# SHORT PROBLEM
Of the lines in the entries below, state how many hold the word "control". Say nothing else.

# Items from a figure collection
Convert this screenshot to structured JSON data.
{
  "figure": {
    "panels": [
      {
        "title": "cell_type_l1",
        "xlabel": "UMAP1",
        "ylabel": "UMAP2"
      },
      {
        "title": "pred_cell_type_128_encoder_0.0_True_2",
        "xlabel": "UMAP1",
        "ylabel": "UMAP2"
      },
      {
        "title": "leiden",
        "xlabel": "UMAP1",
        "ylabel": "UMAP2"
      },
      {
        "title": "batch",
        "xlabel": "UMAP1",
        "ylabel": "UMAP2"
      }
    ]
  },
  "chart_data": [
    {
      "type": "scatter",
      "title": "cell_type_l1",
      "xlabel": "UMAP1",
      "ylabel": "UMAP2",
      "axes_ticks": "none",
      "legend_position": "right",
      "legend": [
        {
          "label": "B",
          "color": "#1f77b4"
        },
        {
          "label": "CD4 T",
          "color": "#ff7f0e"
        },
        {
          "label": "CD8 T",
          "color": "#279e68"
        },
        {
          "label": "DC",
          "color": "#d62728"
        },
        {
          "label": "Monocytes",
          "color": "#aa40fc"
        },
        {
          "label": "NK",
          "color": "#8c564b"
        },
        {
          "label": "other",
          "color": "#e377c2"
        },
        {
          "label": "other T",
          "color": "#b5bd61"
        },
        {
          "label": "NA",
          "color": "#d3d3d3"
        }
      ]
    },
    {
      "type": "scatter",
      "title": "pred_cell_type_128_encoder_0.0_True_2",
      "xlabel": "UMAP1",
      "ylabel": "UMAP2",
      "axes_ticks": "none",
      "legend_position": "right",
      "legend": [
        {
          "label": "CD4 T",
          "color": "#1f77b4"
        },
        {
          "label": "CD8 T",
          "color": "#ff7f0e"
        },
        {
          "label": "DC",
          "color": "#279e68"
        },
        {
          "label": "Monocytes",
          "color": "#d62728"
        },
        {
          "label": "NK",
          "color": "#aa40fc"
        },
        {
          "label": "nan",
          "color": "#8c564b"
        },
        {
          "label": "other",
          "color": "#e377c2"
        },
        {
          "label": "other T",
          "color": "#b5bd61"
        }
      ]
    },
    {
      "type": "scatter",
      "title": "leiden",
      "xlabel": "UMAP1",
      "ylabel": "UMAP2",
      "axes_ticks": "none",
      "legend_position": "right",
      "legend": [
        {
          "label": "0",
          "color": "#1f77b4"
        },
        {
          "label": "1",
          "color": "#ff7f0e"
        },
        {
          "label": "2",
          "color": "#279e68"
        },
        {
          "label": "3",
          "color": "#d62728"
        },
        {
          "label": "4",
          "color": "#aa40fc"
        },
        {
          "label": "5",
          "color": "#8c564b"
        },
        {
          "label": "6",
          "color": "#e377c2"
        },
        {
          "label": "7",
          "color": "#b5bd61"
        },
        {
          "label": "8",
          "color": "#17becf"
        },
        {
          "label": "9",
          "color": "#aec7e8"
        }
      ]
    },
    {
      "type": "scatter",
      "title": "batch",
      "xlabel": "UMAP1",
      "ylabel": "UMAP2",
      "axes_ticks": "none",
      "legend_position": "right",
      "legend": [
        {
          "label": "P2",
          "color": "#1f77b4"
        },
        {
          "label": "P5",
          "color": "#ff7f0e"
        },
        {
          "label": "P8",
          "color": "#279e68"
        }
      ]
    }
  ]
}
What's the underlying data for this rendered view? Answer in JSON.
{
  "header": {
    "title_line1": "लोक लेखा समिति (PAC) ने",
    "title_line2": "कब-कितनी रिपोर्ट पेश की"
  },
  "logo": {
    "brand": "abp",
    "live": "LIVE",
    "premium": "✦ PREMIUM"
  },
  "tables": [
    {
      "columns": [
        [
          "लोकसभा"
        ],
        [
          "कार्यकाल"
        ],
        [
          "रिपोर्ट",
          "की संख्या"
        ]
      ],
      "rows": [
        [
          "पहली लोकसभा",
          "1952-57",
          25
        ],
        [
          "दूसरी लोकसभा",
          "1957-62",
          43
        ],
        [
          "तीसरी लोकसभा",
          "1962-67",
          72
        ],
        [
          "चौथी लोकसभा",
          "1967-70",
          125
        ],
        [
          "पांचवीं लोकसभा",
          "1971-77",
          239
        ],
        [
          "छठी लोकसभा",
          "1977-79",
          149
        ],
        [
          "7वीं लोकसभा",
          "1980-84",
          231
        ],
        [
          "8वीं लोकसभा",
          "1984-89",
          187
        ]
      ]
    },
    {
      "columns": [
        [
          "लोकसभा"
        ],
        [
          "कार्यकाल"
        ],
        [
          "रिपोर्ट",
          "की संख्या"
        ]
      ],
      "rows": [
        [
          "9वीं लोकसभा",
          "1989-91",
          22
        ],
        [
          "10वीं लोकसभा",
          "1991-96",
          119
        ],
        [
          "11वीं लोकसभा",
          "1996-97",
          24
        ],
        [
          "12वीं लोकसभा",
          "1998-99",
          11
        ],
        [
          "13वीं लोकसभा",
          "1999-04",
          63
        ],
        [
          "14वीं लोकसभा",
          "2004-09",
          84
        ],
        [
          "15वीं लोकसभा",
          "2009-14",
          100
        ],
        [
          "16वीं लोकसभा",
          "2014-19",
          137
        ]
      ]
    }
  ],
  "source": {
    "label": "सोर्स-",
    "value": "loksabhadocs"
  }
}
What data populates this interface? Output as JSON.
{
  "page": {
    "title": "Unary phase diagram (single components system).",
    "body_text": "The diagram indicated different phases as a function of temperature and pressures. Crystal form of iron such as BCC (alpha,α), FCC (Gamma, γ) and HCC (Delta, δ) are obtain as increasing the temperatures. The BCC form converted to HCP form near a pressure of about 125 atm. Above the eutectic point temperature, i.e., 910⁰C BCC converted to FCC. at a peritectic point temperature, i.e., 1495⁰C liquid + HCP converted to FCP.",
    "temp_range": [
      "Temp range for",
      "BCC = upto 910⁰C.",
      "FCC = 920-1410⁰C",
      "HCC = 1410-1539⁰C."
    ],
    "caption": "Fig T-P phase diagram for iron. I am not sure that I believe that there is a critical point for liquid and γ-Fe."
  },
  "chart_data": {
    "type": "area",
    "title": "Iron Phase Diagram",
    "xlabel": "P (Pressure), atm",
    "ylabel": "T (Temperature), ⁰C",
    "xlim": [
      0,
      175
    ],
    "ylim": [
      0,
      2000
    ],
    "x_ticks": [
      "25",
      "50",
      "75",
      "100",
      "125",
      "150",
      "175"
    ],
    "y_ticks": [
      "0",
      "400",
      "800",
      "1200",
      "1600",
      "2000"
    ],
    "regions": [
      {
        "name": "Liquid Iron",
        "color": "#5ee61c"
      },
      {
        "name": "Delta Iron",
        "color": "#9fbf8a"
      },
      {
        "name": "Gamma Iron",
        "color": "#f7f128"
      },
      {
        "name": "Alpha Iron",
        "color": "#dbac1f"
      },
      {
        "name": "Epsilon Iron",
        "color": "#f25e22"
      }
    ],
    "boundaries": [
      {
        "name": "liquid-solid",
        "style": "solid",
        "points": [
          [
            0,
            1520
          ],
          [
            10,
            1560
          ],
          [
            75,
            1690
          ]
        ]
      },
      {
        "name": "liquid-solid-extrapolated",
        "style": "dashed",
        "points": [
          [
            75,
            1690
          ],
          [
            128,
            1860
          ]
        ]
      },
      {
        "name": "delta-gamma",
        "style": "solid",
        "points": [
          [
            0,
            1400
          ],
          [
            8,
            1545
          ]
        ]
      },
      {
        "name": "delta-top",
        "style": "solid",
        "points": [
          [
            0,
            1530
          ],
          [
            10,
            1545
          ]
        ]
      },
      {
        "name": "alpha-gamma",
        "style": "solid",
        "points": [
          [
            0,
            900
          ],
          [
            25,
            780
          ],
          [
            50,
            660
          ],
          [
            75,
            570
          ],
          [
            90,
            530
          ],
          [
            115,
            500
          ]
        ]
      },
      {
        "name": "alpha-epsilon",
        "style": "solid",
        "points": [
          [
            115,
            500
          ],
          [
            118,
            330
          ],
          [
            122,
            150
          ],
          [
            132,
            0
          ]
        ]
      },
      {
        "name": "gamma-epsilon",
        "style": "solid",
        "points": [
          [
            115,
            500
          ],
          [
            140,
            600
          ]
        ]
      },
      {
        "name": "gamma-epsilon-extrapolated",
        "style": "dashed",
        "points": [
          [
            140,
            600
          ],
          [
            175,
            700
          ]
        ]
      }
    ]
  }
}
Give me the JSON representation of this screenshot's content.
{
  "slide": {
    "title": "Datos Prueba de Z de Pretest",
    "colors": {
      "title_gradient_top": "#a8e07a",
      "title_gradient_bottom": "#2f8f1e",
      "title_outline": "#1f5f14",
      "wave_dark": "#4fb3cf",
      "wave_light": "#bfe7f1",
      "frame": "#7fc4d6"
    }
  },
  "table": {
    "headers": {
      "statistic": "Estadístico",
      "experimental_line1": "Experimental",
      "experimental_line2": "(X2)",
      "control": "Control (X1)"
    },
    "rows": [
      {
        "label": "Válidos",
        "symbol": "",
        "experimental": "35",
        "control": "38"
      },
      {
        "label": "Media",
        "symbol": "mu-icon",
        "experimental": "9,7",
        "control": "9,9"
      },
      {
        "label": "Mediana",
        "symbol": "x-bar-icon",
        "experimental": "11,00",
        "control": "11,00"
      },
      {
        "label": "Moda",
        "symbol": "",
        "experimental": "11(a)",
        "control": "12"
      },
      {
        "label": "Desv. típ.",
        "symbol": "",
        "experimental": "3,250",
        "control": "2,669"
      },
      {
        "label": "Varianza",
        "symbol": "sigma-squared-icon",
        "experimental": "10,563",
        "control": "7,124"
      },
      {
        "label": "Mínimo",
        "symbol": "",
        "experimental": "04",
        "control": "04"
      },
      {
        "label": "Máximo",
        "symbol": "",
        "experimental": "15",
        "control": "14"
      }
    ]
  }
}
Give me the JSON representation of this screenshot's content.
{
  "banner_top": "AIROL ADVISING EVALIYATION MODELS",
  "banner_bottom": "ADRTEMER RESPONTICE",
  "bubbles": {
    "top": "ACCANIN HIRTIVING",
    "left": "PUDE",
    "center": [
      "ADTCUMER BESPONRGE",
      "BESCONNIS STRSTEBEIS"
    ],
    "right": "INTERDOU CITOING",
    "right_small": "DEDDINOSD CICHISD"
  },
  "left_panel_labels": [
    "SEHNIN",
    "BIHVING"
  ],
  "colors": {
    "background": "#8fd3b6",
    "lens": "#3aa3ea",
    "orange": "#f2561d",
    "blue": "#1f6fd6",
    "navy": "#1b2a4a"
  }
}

# OUTPUT OF THE TASK
9